What is needed: Scan the entries below and extract each line with the word "Perceptions" in it.

Records from a data collection:
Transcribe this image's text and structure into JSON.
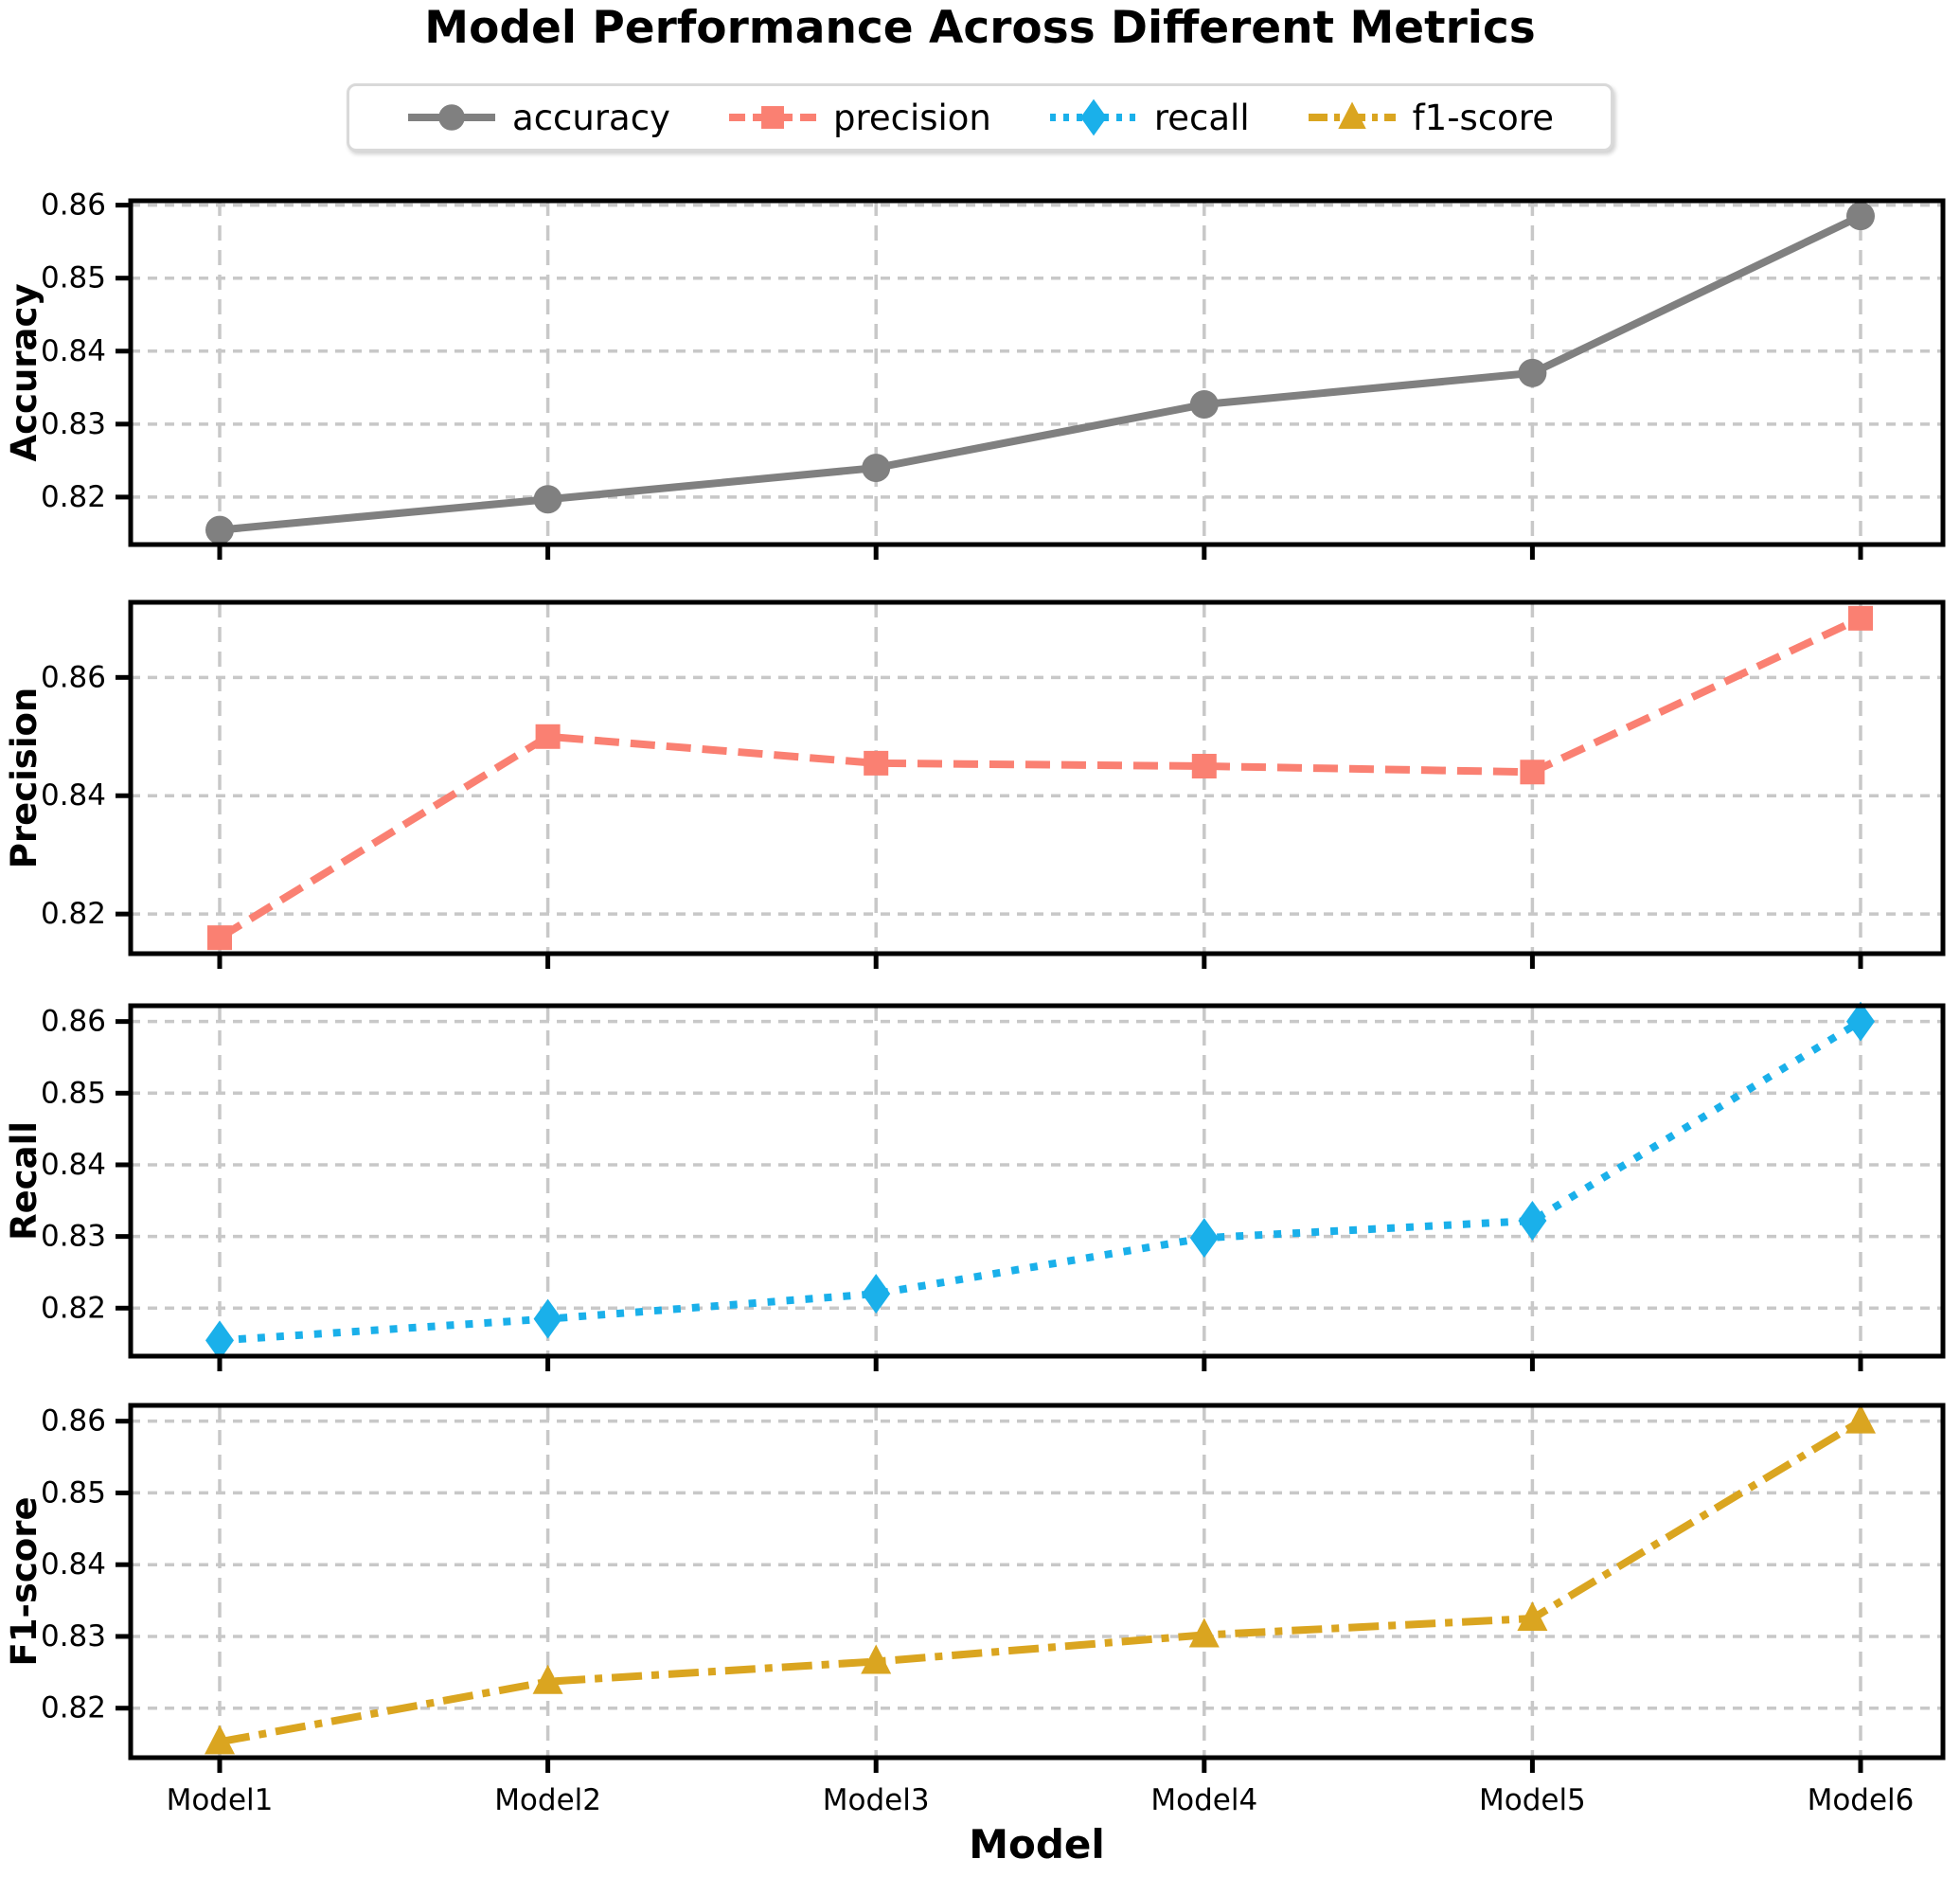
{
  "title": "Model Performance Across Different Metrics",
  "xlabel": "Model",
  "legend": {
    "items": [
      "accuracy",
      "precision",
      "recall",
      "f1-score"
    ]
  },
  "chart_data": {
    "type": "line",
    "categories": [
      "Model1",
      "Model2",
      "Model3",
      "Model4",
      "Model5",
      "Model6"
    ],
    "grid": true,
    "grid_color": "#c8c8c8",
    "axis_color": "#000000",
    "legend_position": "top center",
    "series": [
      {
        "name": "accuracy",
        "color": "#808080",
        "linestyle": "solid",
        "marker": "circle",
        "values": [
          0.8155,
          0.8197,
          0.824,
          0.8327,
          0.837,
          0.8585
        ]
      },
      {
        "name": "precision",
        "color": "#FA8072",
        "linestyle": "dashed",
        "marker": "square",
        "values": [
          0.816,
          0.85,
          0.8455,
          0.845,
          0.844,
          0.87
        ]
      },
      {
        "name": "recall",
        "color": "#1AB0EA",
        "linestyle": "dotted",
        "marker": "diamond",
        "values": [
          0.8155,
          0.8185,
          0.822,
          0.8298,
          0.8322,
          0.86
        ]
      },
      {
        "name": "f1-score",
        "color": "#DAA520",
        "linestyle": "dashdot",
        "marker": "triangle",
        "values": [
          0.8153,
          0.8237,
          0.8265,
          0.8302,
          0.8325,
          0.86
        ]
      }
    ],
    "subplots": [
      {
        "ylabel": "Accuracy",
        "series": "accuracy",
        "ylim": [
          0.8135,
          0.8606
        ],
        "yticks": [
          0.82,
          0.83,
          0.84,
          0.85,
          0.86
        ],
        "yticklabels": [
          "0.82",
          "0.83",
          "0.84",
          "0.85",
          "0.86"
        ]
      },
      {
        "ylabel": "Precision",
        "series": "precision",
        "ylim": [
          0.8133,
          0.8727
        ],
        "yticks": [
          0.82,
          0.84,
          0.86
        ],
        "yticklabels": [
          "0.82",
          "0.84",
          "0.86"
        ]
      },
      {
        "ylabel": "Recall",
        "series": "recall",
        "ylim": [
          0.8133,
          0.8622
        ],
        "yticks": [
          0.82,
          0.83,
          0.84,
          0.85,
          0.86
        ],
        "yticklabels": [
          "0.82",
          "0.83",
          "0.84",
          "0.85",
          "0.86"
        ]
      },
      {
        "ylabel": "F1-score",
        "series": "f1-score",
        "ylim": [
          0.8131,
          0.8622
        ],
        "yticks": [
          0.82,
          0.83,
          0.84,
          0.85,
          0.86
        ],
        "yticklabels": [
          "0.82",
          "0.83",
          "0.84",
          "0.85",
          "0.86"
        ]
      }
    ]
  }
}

---

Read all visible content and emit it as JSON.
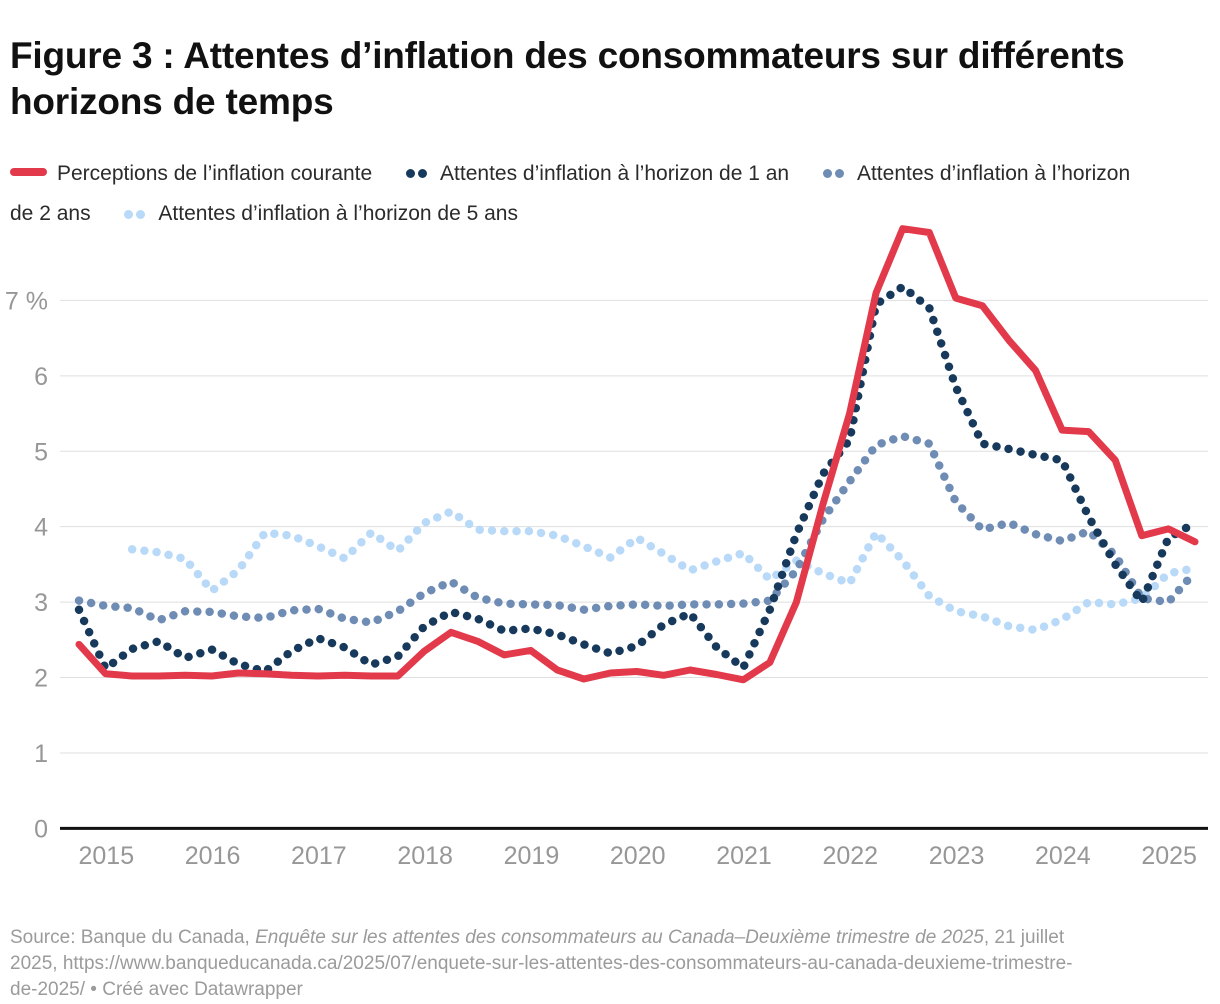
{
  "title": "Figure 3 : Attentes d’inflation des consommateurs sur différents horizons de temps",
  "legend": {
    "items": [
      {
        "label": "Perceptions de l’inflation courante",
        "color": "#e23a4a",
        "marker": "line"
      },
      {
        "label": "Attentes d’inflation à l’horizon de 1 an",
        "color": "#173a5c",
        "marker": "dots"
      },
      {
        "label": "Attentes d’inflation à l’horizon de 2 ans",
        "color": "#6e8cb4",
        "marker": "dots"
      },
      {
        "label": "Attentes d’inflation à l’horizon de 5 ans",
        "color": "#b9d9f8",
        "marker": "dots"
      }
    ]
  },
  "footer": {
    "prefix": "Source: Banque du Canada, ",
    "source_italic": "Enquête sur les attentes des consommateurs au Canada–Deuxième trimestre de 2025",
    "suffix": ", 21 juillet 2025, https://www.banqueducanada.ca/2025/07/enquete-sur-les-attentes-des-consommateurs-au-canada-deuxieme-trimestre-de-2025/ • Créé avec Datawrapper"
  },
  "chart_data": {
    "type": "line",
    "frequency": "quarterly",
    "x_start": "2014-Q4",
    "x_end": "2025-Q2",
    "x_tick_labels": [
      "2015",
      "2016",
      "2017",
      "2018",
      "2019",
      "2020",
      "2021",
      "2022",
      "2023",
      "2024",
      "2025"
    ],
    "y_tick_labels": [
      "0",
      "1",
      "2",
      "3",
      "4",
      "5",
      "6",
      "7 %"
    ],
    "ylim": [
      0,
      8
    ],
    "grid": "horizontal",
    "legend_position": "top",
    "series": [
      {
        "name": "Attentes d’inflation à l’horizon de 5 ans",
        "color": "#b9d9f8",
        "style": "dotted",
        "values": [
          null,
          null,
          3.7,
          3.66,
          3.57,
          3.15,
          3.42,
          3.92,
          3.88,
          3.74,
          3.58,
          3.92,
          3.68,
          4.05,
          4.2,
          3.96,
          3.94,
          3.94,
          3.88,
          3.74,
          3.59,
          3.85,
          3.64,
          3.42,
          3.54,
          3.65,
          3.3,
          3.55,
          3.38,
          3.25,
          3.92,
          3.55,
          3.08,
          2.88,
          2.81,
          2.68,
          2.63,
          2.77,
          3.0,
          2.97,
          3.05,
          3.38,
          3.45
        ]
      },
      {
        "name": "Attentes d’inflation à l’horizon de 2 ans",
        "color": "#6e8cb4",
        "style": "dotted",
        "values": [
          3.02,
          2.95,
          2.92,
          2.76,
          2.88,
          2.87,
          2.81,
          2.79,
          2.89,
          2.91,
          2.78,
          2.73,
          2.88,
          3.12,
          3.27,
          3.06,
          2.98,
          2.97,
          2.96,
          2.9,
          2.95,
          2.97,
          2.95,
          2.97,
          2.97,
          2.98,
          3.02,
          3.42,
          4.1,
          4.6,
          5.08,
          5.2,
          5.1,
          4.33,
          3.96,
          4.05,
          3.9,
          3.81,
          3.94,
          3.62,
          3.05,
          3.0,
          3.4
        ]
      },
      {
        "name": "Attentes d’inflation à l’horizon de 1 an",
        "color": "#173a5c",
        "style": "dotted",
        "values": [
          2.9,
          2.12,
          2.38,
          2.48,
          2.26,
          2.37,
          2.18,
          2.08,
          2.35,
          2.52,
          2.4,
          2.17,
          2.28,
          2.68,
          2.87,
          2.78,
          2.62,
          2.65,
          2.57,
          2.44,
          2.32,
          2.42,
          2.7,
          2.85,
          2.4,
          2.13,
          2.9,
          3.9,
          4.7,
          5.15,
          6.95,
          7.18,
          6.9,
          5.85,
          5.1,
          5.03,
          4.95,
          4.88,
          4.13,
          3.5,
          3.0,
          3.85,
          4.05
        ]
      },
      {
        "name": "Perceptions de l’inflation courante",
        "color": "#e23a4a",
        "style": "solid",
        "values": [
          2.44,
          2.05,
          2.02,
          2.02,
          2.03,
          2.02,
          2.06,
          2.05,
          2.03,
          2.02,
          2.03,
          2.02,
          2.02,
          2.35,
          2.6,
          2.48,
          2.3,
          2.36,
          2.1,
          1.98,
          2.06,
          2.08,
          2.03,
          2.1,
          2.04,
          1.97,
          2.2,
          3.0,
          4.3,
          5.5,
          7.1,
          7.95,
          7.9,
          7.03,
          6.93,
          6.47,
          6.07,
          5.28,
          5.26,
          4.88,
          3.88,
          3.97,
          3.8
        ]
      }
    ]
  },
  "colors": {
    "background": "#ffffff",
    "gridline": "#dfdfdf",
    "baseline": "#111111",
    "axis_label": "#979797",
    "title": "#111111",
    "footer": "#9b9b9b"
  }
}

...

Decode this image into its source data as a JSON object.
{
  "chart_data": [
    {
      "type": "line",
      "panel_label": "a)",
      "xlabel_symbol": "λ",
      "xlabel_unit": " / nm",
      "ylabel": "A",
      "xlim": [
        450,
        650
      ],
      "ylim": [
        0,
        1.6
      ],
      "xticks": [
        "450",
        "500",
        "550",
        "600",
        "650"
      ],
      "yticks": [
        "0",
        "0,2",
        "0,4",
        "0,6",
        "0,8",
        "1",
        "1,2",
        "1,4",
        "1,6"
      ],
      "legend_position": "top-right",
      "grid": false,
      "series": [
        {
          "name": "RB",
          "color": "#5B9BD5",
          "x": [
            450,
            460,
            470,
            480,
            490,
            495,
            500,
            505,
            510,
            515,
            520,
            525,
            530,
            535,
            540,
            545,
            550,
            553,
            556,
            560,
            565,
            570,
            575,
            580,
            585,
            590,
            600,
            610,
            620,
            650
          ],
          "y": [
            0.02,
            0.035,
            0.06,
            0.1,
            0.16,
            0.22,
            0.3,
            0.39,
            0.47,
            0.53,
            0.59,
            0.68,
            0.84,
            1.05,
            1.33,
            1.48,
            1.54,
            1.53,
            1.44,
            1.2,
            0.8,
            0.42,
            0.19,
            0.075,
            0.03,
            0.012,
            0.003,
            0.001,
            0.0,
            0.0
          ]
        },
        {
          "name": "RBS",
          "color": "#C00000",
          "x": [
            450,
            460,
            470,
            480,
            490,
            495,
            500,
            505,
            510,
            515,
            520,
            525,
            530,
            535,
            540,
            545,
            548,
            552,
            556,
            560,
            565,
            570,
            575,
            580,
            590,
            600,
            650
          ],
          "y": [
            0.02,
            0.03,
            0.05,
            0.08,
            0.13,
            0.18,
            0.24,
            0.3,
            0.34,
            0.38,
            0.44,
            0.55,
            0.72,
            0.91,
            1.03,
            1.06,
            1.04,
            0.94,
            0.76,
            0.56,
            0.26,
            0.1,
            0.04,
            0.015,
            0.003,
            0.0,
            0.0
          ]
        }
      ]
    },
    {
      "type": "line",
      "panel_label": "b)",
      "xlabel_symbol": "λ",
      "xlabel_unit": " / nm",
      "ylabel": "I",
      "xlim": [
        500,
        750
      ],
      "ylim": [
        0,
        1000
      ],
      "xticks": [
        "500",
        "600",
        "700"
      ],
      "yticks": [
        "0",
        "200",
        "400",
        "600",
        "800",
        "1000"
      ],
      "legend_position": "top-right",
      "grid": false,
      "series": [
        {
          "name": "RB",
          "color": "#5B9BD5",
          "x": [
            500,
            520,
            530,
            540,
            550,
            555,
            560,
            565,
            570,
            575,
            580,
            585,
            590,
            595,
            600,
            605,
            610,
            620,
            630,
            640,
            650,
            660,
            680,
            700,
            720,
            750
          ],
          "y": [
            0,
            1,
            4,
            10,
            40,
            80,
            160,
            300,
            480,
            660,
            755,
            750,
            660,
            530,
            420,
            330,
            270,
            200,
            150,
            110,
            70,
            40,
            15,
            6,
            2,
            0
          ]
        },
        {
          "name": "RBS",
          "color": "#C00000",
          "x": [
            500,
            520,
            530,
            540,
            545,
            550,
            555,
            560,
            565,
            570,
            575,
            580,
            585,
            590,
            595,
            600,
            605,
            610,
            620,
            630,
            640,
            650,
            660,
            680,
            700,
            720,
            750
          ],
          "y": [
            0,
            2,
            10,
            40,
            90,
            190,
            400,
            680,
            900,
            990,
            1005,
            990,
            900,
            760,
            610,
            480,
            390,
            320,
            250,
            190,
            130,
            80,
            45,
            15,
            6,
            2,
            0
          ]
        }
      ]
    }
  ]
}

Result of the exercise:
        "label": "Perceptions de l’inflation courante",
        "name": "Perceptions de l’inflation courante",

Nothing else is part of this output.